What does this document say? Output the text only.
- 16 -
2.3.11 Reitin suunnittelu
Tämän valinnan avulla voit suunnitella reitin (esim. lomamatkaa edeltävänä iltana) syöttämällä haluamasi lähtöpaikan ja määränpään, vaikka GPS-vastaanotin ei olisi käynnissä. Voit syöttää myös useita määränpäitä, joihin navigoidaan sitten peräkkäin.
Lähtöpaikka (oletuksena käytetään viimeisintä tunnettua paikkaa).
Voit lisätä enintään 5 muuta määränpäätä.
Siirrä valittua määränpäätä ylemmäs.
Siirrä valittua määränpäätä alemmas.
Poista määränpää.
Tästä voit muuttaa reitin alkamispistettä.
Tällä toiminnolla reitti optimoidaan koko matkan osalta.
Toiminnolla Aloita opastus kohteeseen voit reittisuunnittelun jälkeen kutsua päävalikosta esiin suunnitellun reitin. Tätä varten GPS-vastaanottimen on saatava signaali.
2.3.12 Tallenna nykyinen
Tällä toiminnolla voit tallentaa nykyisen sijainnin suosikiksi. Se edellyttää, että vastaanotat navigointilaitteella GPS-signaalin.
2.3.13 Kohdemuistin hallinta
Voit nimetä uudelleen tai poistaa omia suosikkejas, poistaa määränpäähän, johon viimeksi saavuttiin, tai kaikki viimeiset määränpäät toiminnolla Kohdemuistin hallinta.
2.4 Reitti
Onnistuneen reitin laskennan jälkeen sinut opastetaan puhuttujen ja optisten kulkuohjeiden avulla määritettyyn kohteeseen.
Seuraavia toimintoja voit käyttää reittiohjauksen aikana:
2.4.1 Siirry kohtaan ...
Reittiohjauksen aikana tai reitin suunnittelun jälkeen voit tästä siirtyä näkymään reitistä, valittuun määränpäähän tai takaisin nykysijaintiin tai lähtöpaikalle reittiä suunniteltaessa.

######

> **WHAT IS NEEDED**:
Output all preceding records character for character.

> **TASK ANSWER**:
What does this document say? Output the text only.
- 16 -
2.3.11 Reitin suunnittelu
Tämän valinnan avulla voit suunnitella reitin (esim. lomamatkaa edeltävänä iltana) syöttämällä haluamasi lähtöpaikan ja määränpään, vaikka GPS-vastaanotin ei olisi käynnissä. Voit syöttää myös useita määränpäitä, joihin navigoidaan sitten peräkkäin.
Lähtöpaikka (oletuksena käytetään viimeisintä tunnettua paikkaa).
Voit lisätä enintään 5 muuta määränpäätä.
Siirrä valittua määränpäätä ylemmäs.
Siirrä valittua määränpäätä alemmas.
Poista määränpää.
Tästä voit muuttaa reitin alkamispistettä.
Tällä toiminnolla reitti optimoidaan koko matkan osalta.
Toiminnolla Aloita opastus kohteeseen voit reittisuunnittelun jälkeen kutsua päävalikosta esiin suunnitellun reitin. Tätä varten GPS-vastaanottimen on saatava signaali.
2.3.12 Tallenna nykyinen
Tällä toiminnolla voit tallentaa nykyisen sijainnin suosikiksi. Se edellyttää, että vastaanotat navigointilaitteella GPS-signaalin.
2.3.13 Kohdemuistin hallinta
Voit nimetä uudelleen tai poistaa omia suosikkejas, poistaa määränpäähän, johon viimeksi saavuttiin, tai kaikki viimeiset määränpäät toiminnolla Kohdemuistin hallinta.
2.4 Reitti
Onnistuneen reitin laskennan jälkeen sinut opastetaan puhuttujen ja optisten kulkuohjeiden avulla määritettyyn kohteeseen.
Seuraavia toimintoja voit käyttää reittiohjauksen aikana:
2.4.1 Siirry kohtaan ...
Reittiohjauksen aikana tai reitin suunnittelun jälkeen voit tästä siirtyä näkymään reitistä, valittuun määränpäähän tai takaisin nykysijaintiin tai lähtöpaikalle reittiä suunniteltaessa.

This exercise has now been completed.